[BEGIN]

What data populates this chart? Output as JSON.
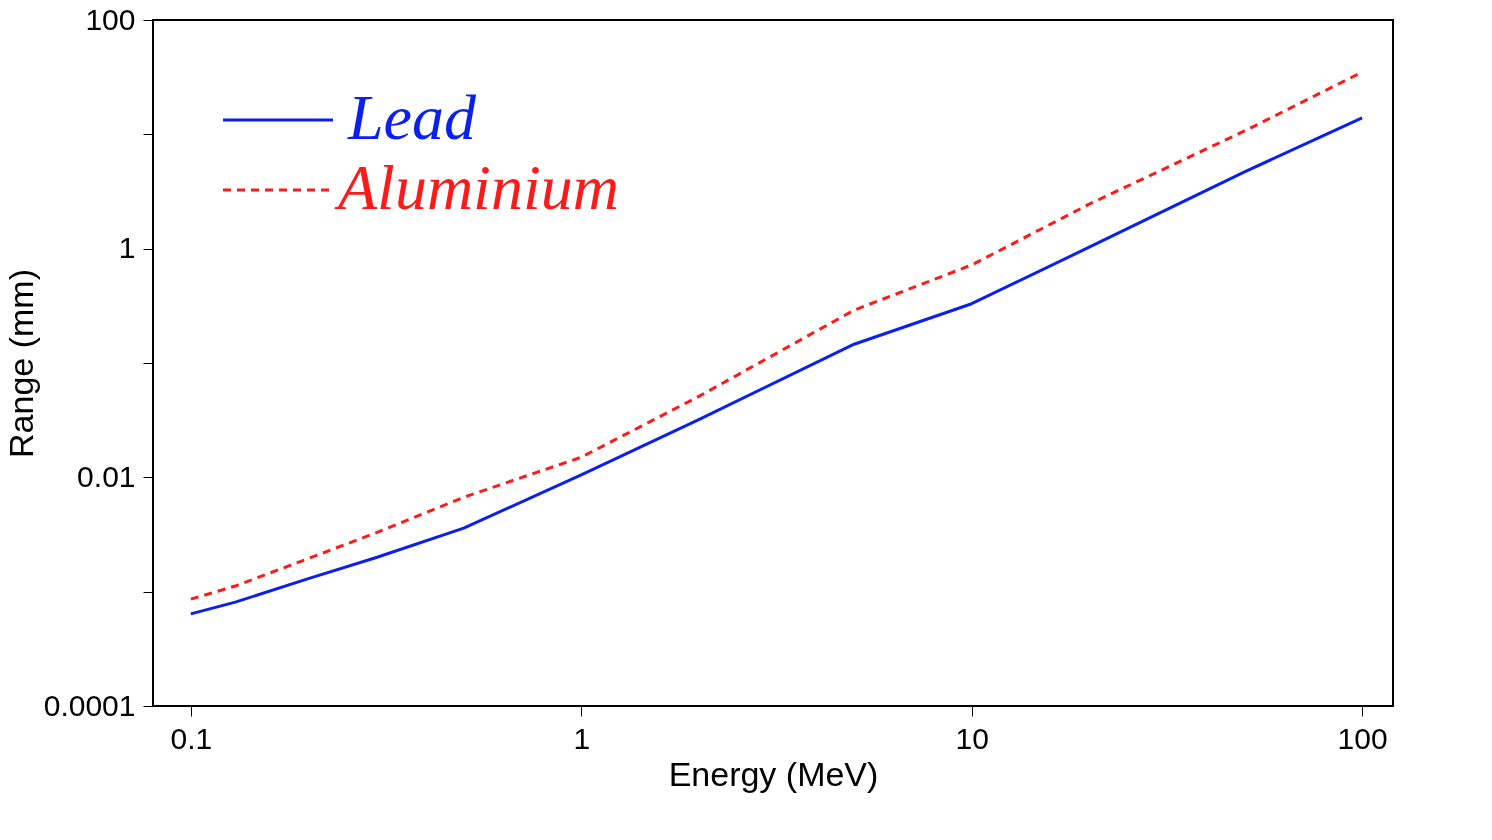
{
  "chart_data": {
    "type": "line",
    "xlabel": "Energy  (MeV)",
    "ylabel": "Range (mm)",
    "log": "xy",
    "legend": "top left",
    "xlim": [
      0.08,
      120
    ],
    "xticks": [
      0.1,
      1,
      10,
      100
    ],
    "ylim": [
      0.0001,
      100
    ],
    "yticks": [
      0.0001,
      {
        "value": 0.001,
        "label": null
      },
      0.01,
      {
        "value": 0.1,
        "label": null
      },
      1,
      {
        "value": 10,
        "label": null
      },
      100
    ],
    "x": [
      0.1,
      0.13,
      0.2,
      0.3,
      0.5,
      1,
      2,
      5,
      10,
      20,
      50,
      100
    ],
    "series": [
      {
        "name": "Lead",
        "color": "#0a1ff0",
        "line_style": "solid",
        "values": [
          0.00064,
          0.00081,
          0.0013,
          0.002,
          0.0036,
          0.0105,
          0.032,
          0.146,
          0.33,
          1.03,
          4.7,
          13.9
        ]
      },
      {
        "name": "Aluminium",
        "color": "#ff1a1a",
        "line_style": "dashed",
        "values": [
          0.00086,
          0.00112,
          0.00195,
          0.0033,
          0.0067,
          0.015,
          0.051,
          0.29,
          0.72,
          2.45,
          10.7,
          35
        ]
      }
    ]
  }
}
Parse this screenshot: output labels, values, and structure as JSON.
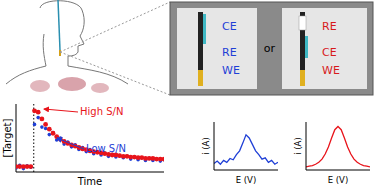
{
  "diagram": {
    "zoom": {
      "left": {
        "labels": [
          "CE",
          "RE",
          "WE"
        ],
        "color": "#1f3fd6"
      },
      "separator": "or",
      "right": {
        "labels": [
          "RE",
          "CE",
          "WE"
        ],
        "color": "#d7191c"
      }
    }
  },
  "chart_data": [
    {
      "type": "scatter",
      "x_label": "Time",
      "y_label": "[Target]",
      "xlim": [
        0,
        100
      ],
      "ylim": [
        0,
        100
      ],
      "tick_labels": false,
      "vline": 12,
      "x": [
        0,
        2.5,
        5,
        7.5,
        10,
        12.5,
        15,
        17.5,
        20,
        22.5,
        25,
        27.5,
        30,
        32.5,
        35,
        37.5,
        40,
        42.5,
        45,
        47.5,
        50,
        52.5,
        55,
        57.5,
        60,
        62.5,
        65,
        67.5,
        70,
        72.5,
        75,
        77.5,
        80,
        82.5,
        85,
        87.5,
        90,
        92.5,
        95,
        97.5,
        100
      ],
      "series": [
        {
          "name": "Low S/N",
          "color": "#1f3fd6",
          "values": [
            6,
            10,
            5,
            9,
            7,
            70,
            80,
            66,
            64,
            55,
            58,
            47,
            50,
            41,
            44,
            37,
            40,
            33,
            36,
            30,
            33,
            27,
            30,
            25,
            28,
            23,
            26,
            22,
            24,
            21,
            23,
            19,
            22,
            18,
            21,
            17,
            20,
            17,
            19,
            16,
            18
          ]
        },
        {
          "name": "High S/N",
          "color": "#e8141b",
          "values": [
            8,
            8,
            8,
            8,
            8,
            90,
            88,
            78,
            70,
            63,
            57,
            52,
            48,
            45,
            42,
            40,
            38,
            36,
            34,
            33,
            31,
            30,
            29,
            28,
            27,
            26,
            25,
            25,
            24,
            23,
            23,
            22,
            22,
            21,
            21,
            20,
            20,
            20,
            19,
            19,
            19
          ]
        }
      ]
    },
    {
      "type": "line",
      "x_label": "E (V)",
      "y_label": "i (A)",
      "xlim": [
        0,
        20
      ],
      "ylim": [
        0,
        75
      ],
      "tick_labels": false,
      "x": [
        0,
        1,
        2,
        3,
        4,
        5,
        6,
        7,
        8,
        9,
        10,
        11,
        12,
        13,
        14,
        15,
        16,
        17,
        18,
        19,
        20
      ],
      "series": [
        {
          "color": "#1f3fd6",
          "values": [
            10,
            14,
            9,
            15,
            12,
            18,
            16,
            24,
            30,
            42,
            55,
            50,
            40,
            30,
            24,
            17,
            19,
            12,
            15,
            9,
            12
          ]
        }
      ]
    },
    {
      "type": "line",
      "x_label": "E (V)",
      "y_label": "i (A)",
      "xlim": [
        0,
        20
      ],
      "ylim": [
        0,
        75
      ],
      "tick_labels": false,
      "x": [
        0,
        1,
        2,
        3,
        4,
        5,
        6,
        7,
        8,
        9,
        10,
        11,
        12,
        13,
        14,
        15,
        16,
        17,
        18,
        19,
        20
      ],
      "series": [
        {
          "color": "#e8141b",
          "values": [
            5,
            6,
            7,
            9,
            12,
            17,
            25,
            36,
            50,
            63,
            68,
            63,
            50,
            36,
            25,
            17,
            12,
            9,
            7,
            6,
            5
          ]
        }
      ]
    }
  ]
}
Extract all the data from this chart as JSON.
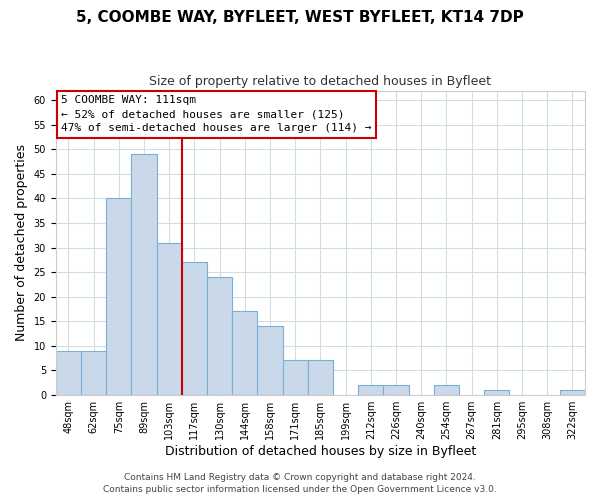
{
  "title": "5, COOMBE WAY, BYFLEET, WEST BYFLEET, KT14 7DP",
  "subtitle": "Size of property relative to detached houses in Byfleet",
  "xlabel": "Distribution of detached houses by size in Byfleet",
  "ylabel": "Number of detached properties",
  "bar_labels": [
    "48sqm",
    "62sqm",
    "75sqm",
    "89sqm",
    "103sqm",
    "117sqm",
    "130sqm",
    "144sqm",
    "158sqm",
    "171sqm",
    "185sqm",
    "199sqm",
    "212sqm",
    "226sqm",
    "240sqm",
    "254sqm",
    "267sqm",
    "281sqm",
    "295sqm",
    "308sqm",
    "322sqm"
  ],
  "bar_heights": [
    9,
    9,
    40,
    49,
    31,
    27,
    24,
    17,
    14,
    7,
    7,
    0,
    2,
    2,
    0,
    2,
    0,
    1,
    0,
    0,
    1
  ],
  "bar_color": "#c9d9ea",
  "bar_edgecolor": "#7bafd4",
  "vline_color": "#cc0000",
  "annotation_title": "5 COOMBE WAY: 111sqm",
  "annotation_line1": "← 52% of detached houses are smaller (125)",
  "annotation_line2": "47% of semi-detached houses are larger (114) →",
  "annotation_box_color": "white",
  "annotation_box_edgecolor": "#cc0000",
  "ylim": [
    0,
    62
  ],
  "yticks": [
    0,
    5,
    10,
    15,
    20,
    25,
    30,
    35,
    40,
    45,
    50,
    55,
    60
  ],
  "footer1": "Contains HM Land Registry data © Crown copyright and database right 2024.",
  "footer2": "Contains public sector information licensed under the Open Government Licence v3.0.",
  "title_fontsize": 11,
  "subtitle_fontsize": 9,
  "label_fontsize": 9,
  "tick_fontsize": 7,
  "footer_fontsize": 6.5,
  "grid_color": "#d0dce8"
}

[END]

Exercise
Print all entries exactly. The images do not belong in the copy.

Finished answer
What data populates this chart? Output as JSON.
{
  "chart_data": {
    "type": "line",
    "xlabel": "Energy  (MeV)",
    "ylabel": "Range (mm)",
    "log": "xy",
    "legend": "top left",
    "xlim": [
      0.08,
      120
    ],
    "xticks": [
      0.1,
      1,
      10,
      100
    ],
    "ylim": [
      0.0001,
      100
    ],
    "yticks": [
      0.0001,
      {
        "value": 0.001,
        "label": null
      },
      0.01,
      {
        "value": 0.1,
        "label": null
      },
      1,
      {
        "value": 10,
        "label": null
      },
      100
    ],
    "x": [
      0.1,
      0.13,
      0.2,
      0.3,
      0.5,
      1,
      2,
      5,
      10,
      20,
      50,
      100
    ],
    "series": [
      {
        "name": "Lead",
        "color": "#0a1ff0",
        "line_style": "solid",
        "values": [
          0.00064,
          0.00081,
          0.0013,
          0.002,
          0.0036,
          0.0105,
          0.032,
          0.146,
          0.33,
          1.03,
          4.7,
          13.9
        ]
      },
      {
        "name": "Aluminium",
        "color": "#ff1a1a",
        "line_style": "dashed",
        "values": [
          0.00086,
          0.00112,
          0.00195,
          0.0033,
          0.0067,
          0.015,
          0.051,
          0.29,
          0.72,
          2.45,
          10.7,
          35
        ]
      }
    ]
  }
}
Parse this screenshot: output labels, values, and structure as JSON.
{
  "diagram": {
    "zoom": {
      "left": {
        "labels": [
          "CE",
          "RE",
          "WE"
        ],
        "color": "#1f3fd6"
      },
      "separator": "or",
      "right": {
        "labels": [
          "RE",
          "CE",
          "WE"
        ],
        "color": "#d7191c"
      }
    }
  },
  "chart_data": [
    {
      "type": "scatter",
      "x_label": "Time",
      "y_label": "[Target]",
      "xlim": [
        0,
        100
      ],
      "ylim": [
        0,
        100
      ],
      "tick_labels": false,
      "vline": 12,
      "x": [
        0,
        2.5,
        5,
        7.5,
        10,
        12.5,
        15,
        17.5,
        20,
        22.5,
        25,
        27.5,
        30,
        32.5,
        35,
        37.5,
        40,
        42.5,
        45,
        47.5,
        50,
        52.5,
        55,
        57.5,
        60,
        62.5,
        65,
        67.5,
        70,
        72.5,
        75,
        77.5,
        80,
        82.5,
        85,
        87.5,
        90,
        92.5,
        95,
        97.5,
        100
      ],
      "series": [
        {
          "name": "Low S/N",
          "color": "#1f3fd6",
          "values": [
            6,
            10,
            5,
            9,
            7,
            70,
            80,
            66,
            64,
            55,
            58,
            47,
            50,
            41,
            44,
            37,
            40,
            33,
            36,
            30,
            33,
            27,
            30,
            25,
            28,
            23,
            26,
            22,
            24,
            21,
            23,
            19,
            22,
            18,
            21,
            17,
            20,
            17,
            19,
            16,
            18
          ]
        },
        {
          "name": "High S/N",
          "color": "#e8141b",
          "values": [
            8,
            8,
            8,
            8,
            8,
            90,
            88,
            78,
            70,
            63,
            57,
            52,
            48,
            45,
            42,
            40,
            38,
            36,
            34,
            33,
            31,
            30,
            29,
            28,
            27,
            26,
            25,
            25,
            24,
            23,
            23,
            22,
            22,
            21,
            21,
            20,
            20,
            20,
            19,
            19,
            19
          ]
        }
      ]
    },
    {
      "type": "line",
      "x_label": "E (V)",
      "y_label": "i (A)",
      "xlim": [
        0,
        20
      ],
      "ylim": [
        0,
        75
      ],
      "tick_labels": false,
      "x": [
        0,
        1,
        2,
        3,
        4,
        5,
        6,
        7,
        8,
        9,
        10,
        11,
        12,
        13,
        14,
        15,
        16,
        17,
        18,
        19,
        20
      ],
      "series": [
        {
          "color": "#1f3fd6",
          "values": [
            10,
            14,
            9,
            15,
            12,
            18,
            16,
            24,
            30,
            42,
            55,
            50,
            40,
            30,
            24,
            17,
            19,
            12,
            15,
            9,
            12
          ]
        }
      ]
    },
    {
      "type": "line",
      "x_label": "E (V)",
      "y_label": "i (A)",
      "xlim": [
        0,
        20
      ],
      "ylim": [
        0,
        75
      ],
      "tick_labels": false,
      "x": [
        0,
        1,
        2,
        3,
        4,
        5,
        6,
        7,
        8,
        9,
        10,
        11,
        12,
        13,
        14,
        15,
        16,
        17,
        18,
        19,
        20
      ],
      "series": [
        {
          "color": "#e8141b",
          "values": [
            5,
            6,
            7,
            9,
            12,
            17,
            25,
            36,
            50,
            63,
            68,
            63,
            50,
            36,
            25,
            17,
            12,
            9,
            7,
            6,
            5
          ]
        }
      ]
    }
  ]
}
Extract all the data from this chart as JSON.
{
  "title": "5, COOMBE WAY, BYFLEET, WEST BYFLEET, KT14 7DP",
  "subtitle": "Size of property relative to detached houses in Byfleet",
  "xlabel": "Distribution of detached houses by size in Byfleet",
  "ylabel": "Number of detached properties",
  "bar_labels": [
    "48sqm",
    "62sqm",
    "75sqm",
    "89sqm",
    "103sqm",
    "117sqm",
    "130sqm",
    "144sqm",
    "158sqm",
    "171sqm",
    "185sqm",
    "199sqm",
    "212sqm",
    "226sqm",
    "240sqm",
    "254sqm",
    "267sqm",
    "281sqm",
    "295sqm",
    "308sqm",
    "322sqm"
  ],
  "bar_heights": [
    9,
    9,
    40,
    49,
    31,
    27,
    24,
    17,
    14,
    7,
    7,
    0,
    2,
    2,
    0,
    2,
    0,
    1,
    0,
    0,
    1
  ],
  "bar_color": "#c9d9ea",
  "bar_edgecolor": "#7bafd4",
  "vline_color": "#cc0000",
  "annotation_title": "5 COOMBE WAY: 111sqm",
  "annotation_line1": "← 52% of detached houses are smaller (125)",
  "annotation_line2": "47% of semi-detached houses are larger (114) →",
  "annotation_box_color": "white",
  "annotation_box_edgecolor": "#cc0000",
  "ylim": [
    0,
    62
  ],
  "yticks": [
    0,
    5,
    10,
    15,
    20,
    25,
    30,
    35,
    40,
    45,
    50,
    55,
    60
  ],
  "footer1": "Contains HM Land Registry data © Crown copyright and database right 2024.",
  "footer2": "Contains public sector information licensed under the Open Government Licence v3.0.",
  "title_fontsize": 11,
  "subtitle_fontsize": 9,
  "label_fontsize": 9,
  "tick_fontsize": 7,
  "footer_fontsize": 6.5,
  "grid_color": "#d0dce8"
}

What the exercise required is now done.